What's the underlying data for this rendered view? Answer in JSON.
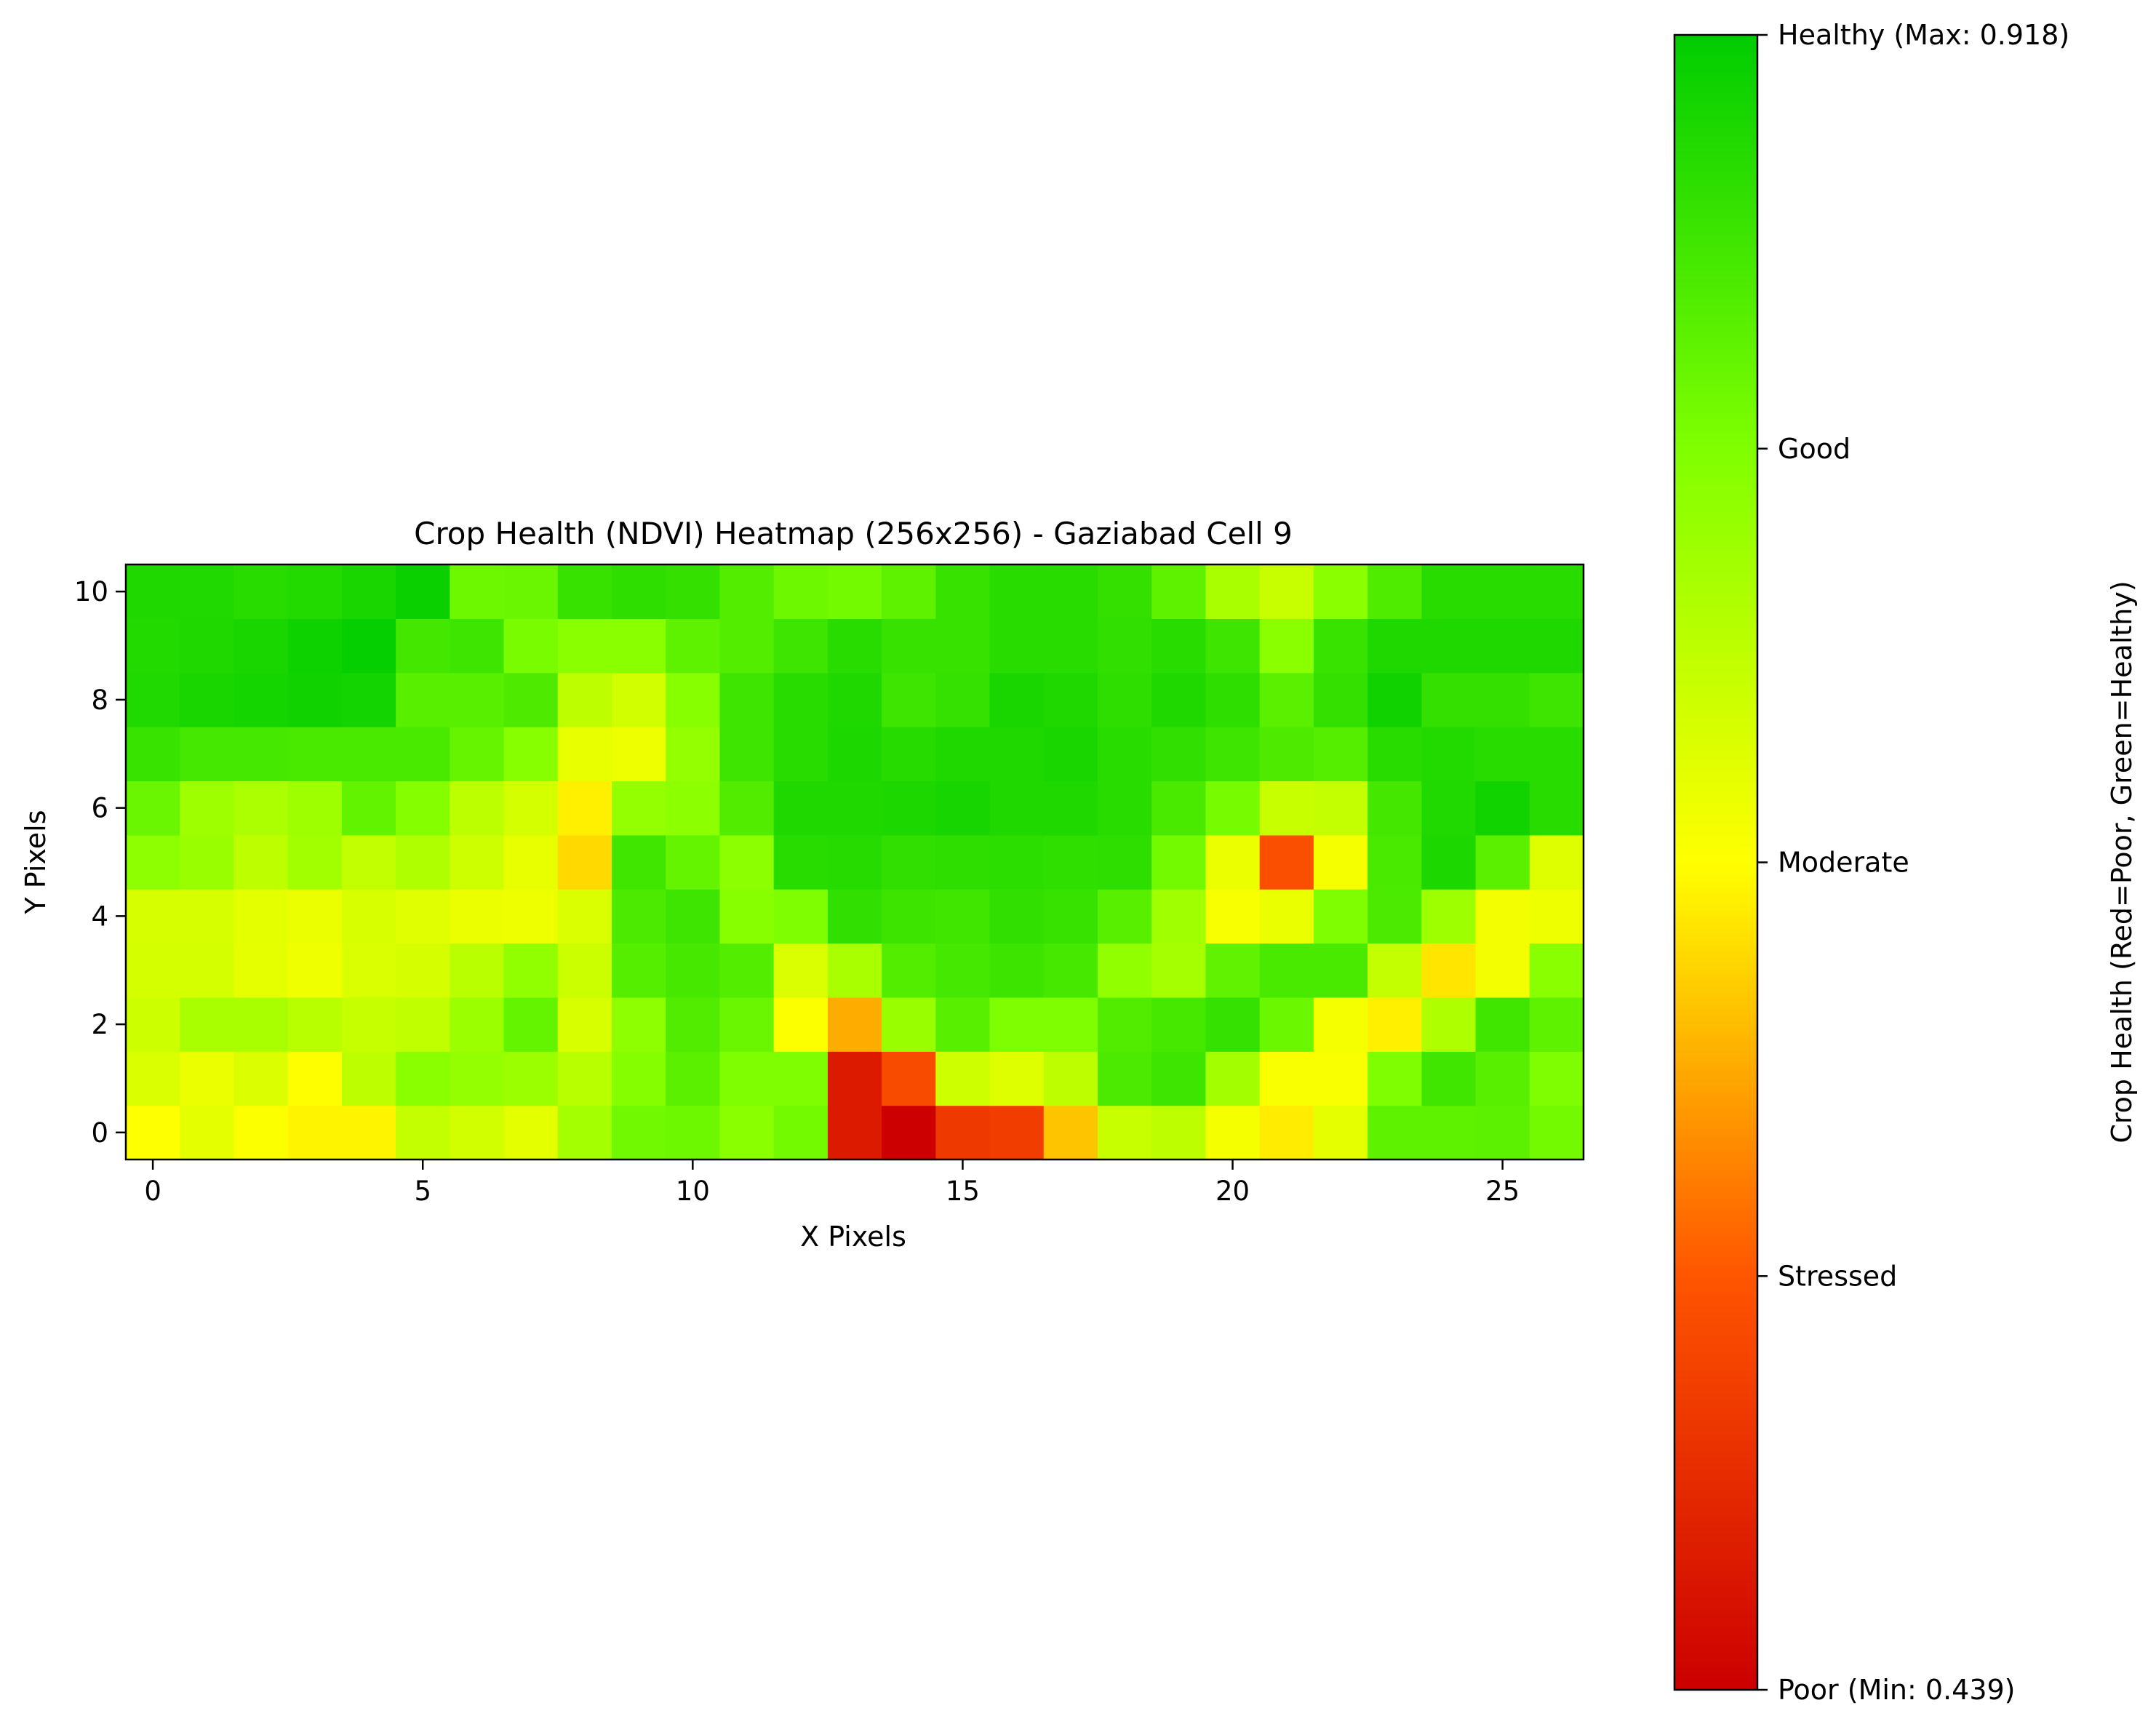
{
  "chart_data": {
    "type": "heatmap",
    "title": "Crop Health (NDVI) Heatmap (256x256) - Gaziabad Cell 9",
    "xlabel": "X Pixels",
    "ylabel": "Y Pixels",
    "x_ticks": [
      "0",
      "5",
      "10",
      "15",
      "20",
      "25"
    ],
    "y_ticks": [
      "0",
      "2",
      "4",
      "6",
      "8",
      "10"
    ],
    "xlim": [
      -0.5,
      26.5
    ],
    "ylim": [
      -0.5,
      10.5
    ],
    "colorbar": {
      "label": "Crop Health (Red=Poor, Green=Healthy)",
      "vmin": 0.439,
      "vmax": 0.918,
      "colors": [
        "#cc0000",
        "#ff5500",
        "#ffff00",
        "#80ff00",
        "#00cc00"
      ],
      "ticks": [
        {
          "value": 0.439,
          "label": "Poor (Min: 0.439)"
        },
        {
          "value": 0.55875,
          "label": "Stressed"
        },
        {
          "value": 0.6785,
          "label": "Moderate"
        },
        {
          "value": 0.79825,
          "label": "Good"
        },
        {
          "value": 0.918,
          "label": "Healthy (Max: 0.918)"
        }
      ]
    },
    "rows_bottom_to_top": [
      [
        0.679,
        0.705,
        0.681,
        0.671,
        0.671,
        0.734,
        0.722,
        0.705,
        0.764,
        0.813,
        0.815,
        0.789,
        0.81,
        0.475,
        0.439,
        0.52,
        0.525,
        0.637,
        0.73,
        0.74,
        0.688,
        0.665,
        0.702,
        0.83,
        0.83,
        0.832,
        0.81
      ],
      [
        0.713,
        0.696,
        0.712,
        0.678,
        0.74,
        0.789,
        0.78,
        0.773,
        0.745,
        0.794,
        0.834,
        0.8,
        0.8,
        0.475,
        0.545,
        0.725,
        0.71,
        0.74,
        0.847,
        0.86,
        0.765,
        0.683,
        0.684,
        0.8,
        0.857,
        0.835,
        0.8
      ],
      [
        0.727,
        0.76,
        0.76,
        0.745,
        0.733,
        0.738,
        0.772,
        0.824,
        0.715,
        0.785,
        0.842,
        0.82,
        0.681,
        0.62,
        0.775,
        0.835,
        0.8,
        0.8,
        0.842,
        0.852,
        0.868,
        0.818,
        0.688,
        0.668,
        0.755,
        0.857,
        0.83
      ],
      [
        0.719,
        0.719,
        0.702,
        0.693,
        0.714,
        0.718,
        0.744,
        0.781,
        0.728,
        0.838,
        0.852,
        0.84,
        0.714,
        0.76,
        0.84,
        0.853,
        0.862,
        0.852,
        0.782,
        0.762,
        0.828,
        0.85,
        0.85,
        0.735,
        0.66,
        0.69,
        0.79
      ],
      [
        0.717,
        0.717,
        0.705,
        0.697,
        0.716,
        0.708,
        0.696,
        0.695,
        0.713,
        0.847,
        0.86,
        0.792,
        0.8,
        0.872,
        0.862,
        0.858,
        0.872,
        0.867,
        0.835,
        0.768,
        0.686,
        0.698,
        0.8,
        0.847,
        0.77,
        0.69,
        0.695
      ],
      [
        0.786,
        0.775,
        0.74,
        0.766,
        0.736,
        0.754,
        0.726,
        0.7,
        0.652,
        0.857,
        0.824,
        0.787,
        0.88,
        0.882,
        0.872,
        0.875,
        0.877,
        0.874,
        0.876,
        0.81,
        0.697,
        0.55,
        0.688,
        0.85,
        0.892,
        0.834,
        0.71
      ],
      [
        0.82,
        0.77,
        0.758,
        0.77,
        0.826,
        0.794,
        0.742,
        0.72,
        0.668,
        0.779,
        0.787,
        0.842,
        0.89,
        0.89,
        0.892,
        0.897,
        0.89,
        0.89,
        0.88,
        0.85,
        0.808,
        0.73,
        0.735,
        0.855,
        0.888,
        0.902,
        0.88
      ],
      [
        0.865,
        0.853,
        0.853,
        0.85,
        0.85,
        0.85,
        0.823,
        0.792,
        0.7,
        0.695,
        0.78,
        0.86,
        0.88,
        0.892,
        0.882,
        0.89,
        0.89,
        0.894,
        0.88,
        0.872,
        0.86,
        0.845,
        0.838,
        0.88,
        0.885,
        0.88,
        0.88
      ],
      [
        0.888,
        0.895,
        0.898,
        0.903,
        0.9,
        0.835,
        0.835,
        0.845,
        0.74,
        0.722,
        0.792,
        0.86,
        0.88,
        0.89,
        0.86,
        0.868,
        0.895,
        0.89,
        0.875,
        0.89,
        0.875,
        0.834,
        0.87,
        0.903,
        0.87,
        0.87,
        0.86
      ],
      [
        0.886,
        0.89,
        0.894,
        0.905,
        0.912,
        0.855,
        0.86,
        0.805,
        0.79,
        0.79,
        0.83,
        0.84,
        0.86,
        0.88,
        0.867,
        0.867,
        0.88,
        0.88,
        0.872,
        0.88,
        0.86,
        0.79,
        0.865,
        0.89,
        0.89,
        0.89,
        0.89
      ],
      [
        0.89,
        0.888,
        0.88,
        0.885,
        0.895,
        0.908,
        0.815,
        0.82,
        0.866,
        0.876,
        0.87,
        0.84,
        0.815,
        0.81,
        0.83,
        0.867,
        0.88,
        0.88,
        0.87,
        0.83,
        0.76,
        0.73,
        0.79,
        0.843,
        0.88,
        0.88,
        0.88
      ]
    ]
  }
}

-- -- --

TASK:
Using the records above, find and show each line with the string "Healthy".

EXERCISE ANSWER:
      "label": "Crop Health (Red=Poor, Green=Healthy)",
          "label": "Healthy (Max: 0.918)"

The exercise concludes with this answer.